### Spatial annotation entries
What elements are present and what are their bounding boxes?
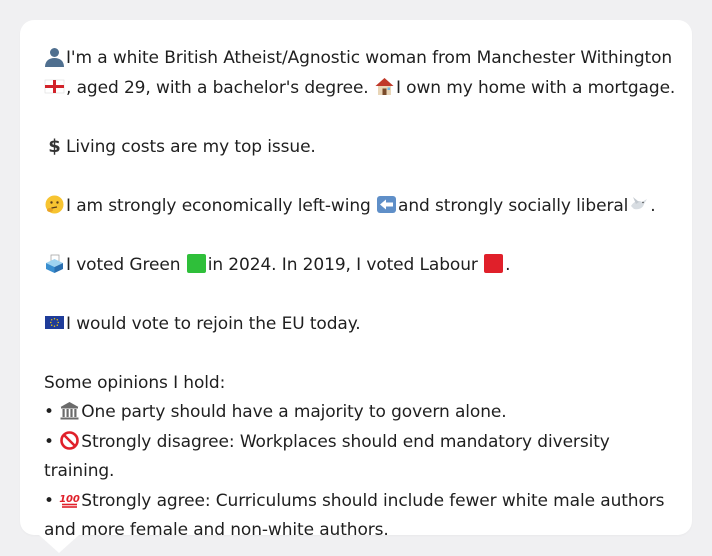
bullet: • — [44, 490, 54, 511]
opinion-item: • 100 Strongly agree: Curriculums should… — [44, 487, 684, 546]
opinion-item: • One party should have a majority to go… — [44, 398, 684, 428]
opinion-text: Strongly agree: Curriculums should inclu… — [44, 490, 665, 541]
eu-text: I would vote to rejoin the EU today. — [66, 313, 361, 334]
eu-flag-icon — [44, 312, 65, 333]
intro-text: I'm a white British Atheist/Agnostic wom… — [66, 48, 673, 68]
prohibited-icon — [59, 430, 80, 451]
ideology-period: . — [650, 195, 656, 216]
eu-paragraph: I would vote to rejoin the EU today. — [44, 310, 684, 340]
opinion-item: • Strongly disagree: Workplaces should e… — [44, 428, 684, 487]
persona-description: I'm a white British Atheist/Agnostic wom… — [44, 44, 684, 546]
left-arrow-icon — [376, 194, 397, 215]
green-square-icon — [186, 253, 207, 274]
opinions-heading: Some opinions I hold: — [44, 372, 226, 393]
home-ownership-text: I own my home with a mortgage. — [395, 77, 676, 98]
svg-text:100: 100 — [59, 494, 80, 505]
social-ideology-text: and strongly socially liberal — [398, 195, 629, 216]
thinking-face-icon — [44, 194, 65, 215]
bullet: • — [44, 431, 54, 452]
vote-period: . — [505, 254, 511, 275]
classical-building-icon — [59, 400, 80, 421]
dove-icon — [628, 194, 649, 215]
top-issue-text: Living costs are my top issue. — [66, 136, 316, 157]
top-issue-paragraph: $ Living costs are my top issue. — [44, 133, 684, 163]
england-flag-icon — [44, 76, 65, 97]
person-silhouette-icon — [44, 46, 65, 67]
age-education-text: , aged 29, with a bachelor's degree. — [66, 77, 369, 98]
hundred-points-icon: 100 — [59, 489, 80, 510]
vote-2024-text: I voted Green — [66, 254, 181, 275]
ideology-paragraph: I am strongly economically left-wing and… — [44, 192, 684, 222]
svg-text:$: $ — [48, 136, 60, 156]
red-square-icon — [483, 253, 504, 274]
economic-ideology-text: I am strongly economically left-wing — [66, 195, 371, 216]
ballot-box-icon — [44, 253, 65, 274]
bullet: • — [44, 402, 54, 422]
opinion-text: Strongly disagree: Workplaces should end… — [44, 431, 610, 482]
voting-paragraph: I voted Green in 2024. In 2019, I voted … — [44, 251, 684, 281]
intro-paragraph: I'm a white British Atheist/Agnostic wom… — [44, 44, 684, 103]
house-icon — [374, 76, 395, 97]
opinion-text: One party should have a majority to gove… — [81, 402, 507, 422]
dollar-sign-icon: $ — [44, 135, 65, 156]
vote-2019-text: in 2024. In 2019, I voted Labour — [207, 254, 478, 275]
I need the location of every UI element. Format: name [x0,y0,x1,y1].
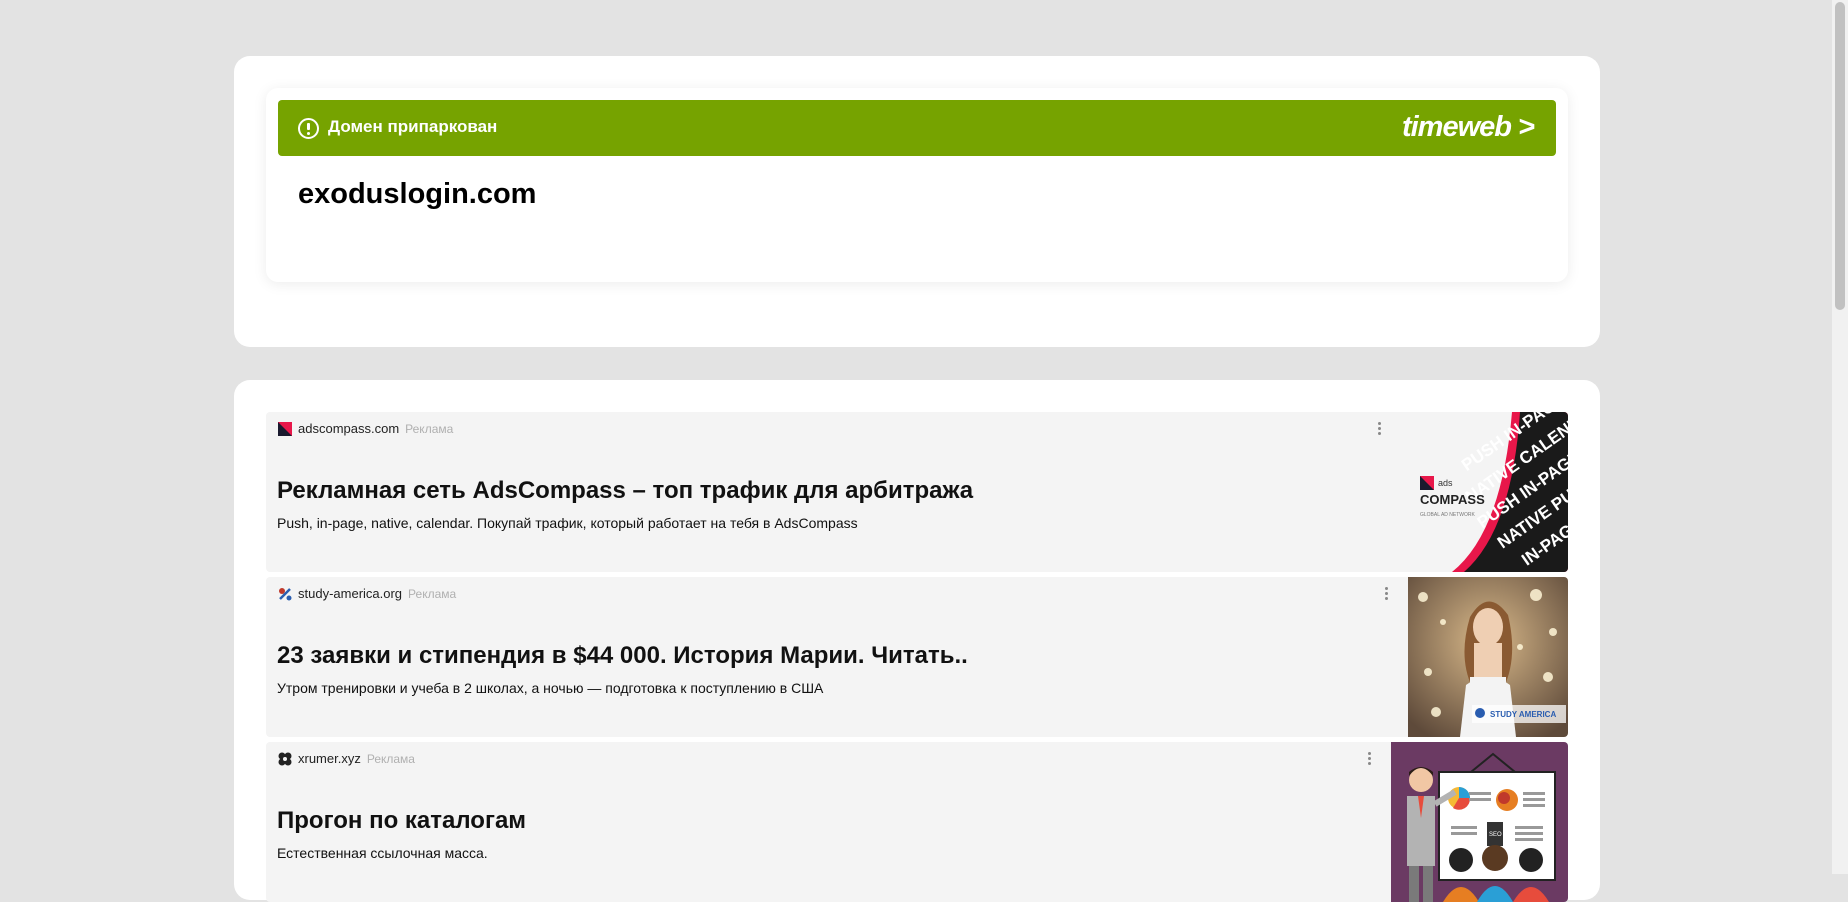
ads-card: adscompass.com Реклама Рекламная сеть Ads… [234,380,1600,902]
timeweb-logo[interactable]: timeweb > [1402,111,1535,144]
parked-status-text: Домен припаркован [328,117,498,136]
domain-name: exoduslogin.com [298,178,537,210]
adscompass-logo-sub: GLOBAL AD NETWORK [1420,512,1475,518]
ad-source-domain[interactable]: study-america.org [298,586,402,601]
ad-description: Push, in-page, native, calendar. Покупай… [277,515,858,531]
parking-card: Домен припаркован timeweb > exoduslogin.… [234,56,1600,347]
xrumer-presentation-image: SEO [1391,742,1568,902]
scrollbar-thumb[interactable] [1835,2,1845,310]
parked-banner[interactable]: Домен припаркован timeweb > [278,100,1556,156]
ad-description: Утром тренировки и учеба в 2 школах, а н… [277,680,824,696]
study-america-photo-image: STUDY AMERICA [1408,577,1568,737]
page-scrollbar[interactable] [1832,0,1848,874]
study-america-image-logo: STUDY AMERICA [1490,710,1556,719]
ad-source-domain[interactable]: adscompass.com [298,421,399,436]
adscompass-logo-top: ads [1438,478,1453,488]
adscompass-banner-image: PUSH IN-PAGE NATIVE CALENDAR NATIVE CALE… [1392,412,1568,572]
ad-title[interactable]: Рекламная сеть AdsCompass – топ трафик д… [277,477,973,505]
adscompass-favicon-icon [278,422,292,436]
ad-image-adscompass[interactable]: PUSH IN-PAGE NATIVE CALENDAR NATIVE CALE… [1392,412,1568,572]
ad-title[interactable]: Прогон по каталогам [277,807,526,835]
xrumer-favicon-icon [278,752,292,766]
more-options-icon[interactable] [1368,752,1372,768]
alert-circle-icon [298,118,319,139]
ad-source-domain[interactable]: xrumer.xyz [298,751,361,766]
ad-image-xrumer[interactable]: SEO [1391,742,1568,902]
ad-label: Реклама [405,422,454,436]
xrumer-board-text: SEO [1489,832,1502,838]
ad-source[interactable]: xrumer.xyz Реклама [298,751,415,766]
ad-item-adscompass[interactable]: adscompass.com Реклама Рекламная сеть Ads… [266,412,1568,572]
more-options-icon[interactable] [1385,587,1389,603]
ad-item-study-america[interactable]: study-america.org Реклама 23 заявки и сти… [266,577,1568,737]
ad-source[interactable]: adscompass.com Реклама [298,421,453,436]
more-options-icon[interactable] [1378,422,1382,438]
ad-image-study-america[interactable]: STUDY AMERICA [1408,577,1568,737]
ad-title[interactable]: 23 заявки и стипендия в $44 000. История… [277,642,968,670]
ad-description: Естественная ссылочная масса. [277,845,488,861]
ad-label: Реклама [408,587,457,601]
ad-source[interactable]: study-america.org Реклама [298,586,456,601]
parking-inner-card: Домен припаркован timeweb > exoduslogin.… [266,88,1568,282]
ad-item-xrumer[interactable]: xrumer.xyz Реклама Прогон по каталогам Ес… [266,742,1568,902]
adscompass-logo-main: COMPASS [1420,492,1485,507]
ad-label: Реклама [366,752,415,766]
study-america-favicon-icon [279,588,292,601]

### WORK TO COMPLETE
Reproduce every item above, changing each occurrence of "opinion-item" to "opinion-row" and leaving all other text unchanged. Omit the pictures from the output.

### TASK ANSWER
What elements are present and what are their bounding boxes?
bullet: • — [44, 490, 54, 511]
opinion-row: • 100 Strongly agree: Curriculums should… — [44, 487, 684, 546]
opinion-row: • One party should have a majority to go… — [44, 398, 684, 428]
opinion-text: Strongly agree: Curriculums should inclu… — [44, 490, 665, 541]
eu-text: I would vote to rejoin the EU today. — [66, 313, 361, 334]
eu-flag-icon — [44, 312, 65, 333]
intro-text: I'm a white British Atheist/Agnostic wom… — [66, 48, 673, 68]
prohibited-icon — [59, 430, 80, 451]
ideology-period: . — [650, 195, 656, 216]
eu-paragraph: I would vote to rejoin the EU today. — [44, 310, 684, 340]
opinion-row: • Strongly disagree: Workplaces should e… — [44, 428, 684, 487]
persona-description: I'm a white British Atheist/Agnostic wom… — [44, 44, 684, 546]
left-arrow-icon — [376, 194, 397, 215]
green-square-icon — [186, 253, 207, 274]
opinions-heading: Some opinions I hold: — [44, 372, 226, 393]
home-ownership-text: I own my home with a mortgage. — [395, 77, 676, 98]
svg-text:100: 100 — [59, 494, 80, 505]
social-ideology-text: and strongly socially liberal — [398, 195, 629, 216]
thinking-face-icon — [44, 194, 65, 215]
bullet: • — [44, 431, 54, 452]
vote-period: . — [505, 254, 511, 275]
classical-building-icon — [59, 400, 80, 421]
dove-icon — [628, 194, 649, 215]
top-issue-text: Living costs are my top issue. — [66, 136, 316, 157]
top-issue-paragraph: $ Living costs are my top issue. — [44, 133, 684, 163]
england-flag-icon — [44, 76, 65, 97]
person-silhouette-icon — [44, 46, 65, 67]
age-education-text: , aged 29, with a bachelor's degree. — [66, 77, 369, 98]
hundred-points-icon: 100 — [59, 489, 80, 510]
vote-2024-text: I voted Green — [66, 254, 181, 275]
ideology-paragraph: I am strongly economically left-wing and… — [44, 192, 684, 222]
svg-text:$: $ — [48, 136, 60, 156]
red-square-icon — [483, 253, 504, 274]
economic-ideology-text: I am strongly economically left-wing — [66, 195, 371, 216]
ballot-box-icon — [44, 253, 65, 274]
bullet: • — [44, 402, 54, 422]
opinion-text: Strongly disagree: Workplaces should end… — [44, 431, 610, 482]
voting-paragraph: I voted Green in 2024. In 2019, I voted … — [44, 251, 684, 281]
intro-paragraph: I'm a white British Atheist/Agnostic wom… — [44, 44, 684, 103]
house-icon — [374, 76, 395, 97]
opinion-text: One party should have a majority to gove… — [81, 402, 507, 422]
dollar-sign-icon: $ — [44, 135, 65, 156]
vote-2019-text: in 2024. In 2019, I voted Labour — [207, 254, 478, 275]
I need the location of every UI element. Format: name [x0,y0,x1,y1].
ads-card: adscompass.com Реклама Рекламная сеть Ads… [234,380,1600,902]
timeweb-logo[interactable]: timeweb > [1402,111,1535,144]
parked-status-text: Домен припаркован [328,117,498,136]
domain-name: exoduslogin.com [298,178,537,210]
adscompass-logo-sub: GLOBAL AD NETWORK [1420,512,1475,518]
ad-source-domain[interactable]: study-america.org [298,586,402,601]
ad-description: Push, in-page, native, calendar. Покупай… [277,515,858,531]
parking-card: Домен припаркован timeweb > exoduslogin.… [234,56,1600,347]
xrumer-presentation-image: SEO [1391,742,1568,902]
scrollbar-thumb[interactable] [1835,2,1845,310]
parked-banner[interactable]: Домен припаркован timeweb > [278,100,1556,156]
ad-description: Утром тренировки и учеба в 2 школах, а н… [277,680,824,696]
study-america-photo-image: STUDY AMERICA [1408,577,1568,737]
page-scrollbar[interactable] [1832,0,1848,874]
study-america-image-logo: STUDY AMERICA [1490,710,1556,719]
ad-source-domain[interactable]: adscompass.com [298,421,399,436]
adscompass-logo-top: ads [1438,478,1453,488]
adscompass-banner-image: PUSH IN-PAGE NATIVE CALENDAR NATIVE CALE… [1392,412,1568,572]
ad-title[interactable]: Рекламная сеть AdsCompass – топ трафик д… [277,477,973,505]
adscompass-favicon-icon [278,422,292,436]
ad-image-adscompass[interactable]: PUSH IN-PAGE NATIVE CALENDAR NATIVE CALE… [1392,412,1568,572]
ad-title[interactable]: Прогон по каталогам [277,807,526,835]
xrumer-favicon-icon [278,752,292,766]
more-options-icon[interactable] [1368,752,1372,768]
alert-circle-icon [298,118,319,139]
ad-source-domain[interactable]: xrumer.xyz [298,751,361,766]
ad-image-xrumer[interactable]: SEO [1391,742,1568,902]
ad-label: Реклама [405,422,454,436]
xrumer-board-text: SEO [1489,832,1502,838]
ad-source[interactable]: xrumer.xyz Реклама [298,751,415,766]
ad-item-adscompass[interactable]: adscompass.com Реклама Рекламная сеть Ads… [266,412,1568,572]
more-options-icon[interactable] [1385,587,1389,603]
ad-item-study-america[interactable]: study-america.org Реклама 23 заявки и сти… [266,577,1568,737]
ad-source[interactable]: adscompass.com Реклама [298,421,453,436]
more-options-icon[interactable] [1378,422,1382,438]
ad-image-study-america[interactable]: STUDY AMERICA [1408,577,1568,737]
ad-title[interactable]: 23 заявки и стипендия в $44 000. История… [277,642,968,670]
ad-description: Естественная ссылочная масса. [277,845,488,861]
ad-label: Реклама [408,587,457,601]
ad-source[interactable]: study-america.org Реклама [298,586,456,601]
parking-inner-card: Домен припаркован timeweb > exoduslogin.… [266,88,1568,282]
ad-item-xrumer[interactable]: xrumer.xyz Реклама Прогон по каталогам Ес… [266,742,1568,902]
adscompass-logo-main: COMPASS [1420,492,1485,507]
ad-label: Реклама [366,752,415,766]
study-america-favicon-icon [279,588,292,601]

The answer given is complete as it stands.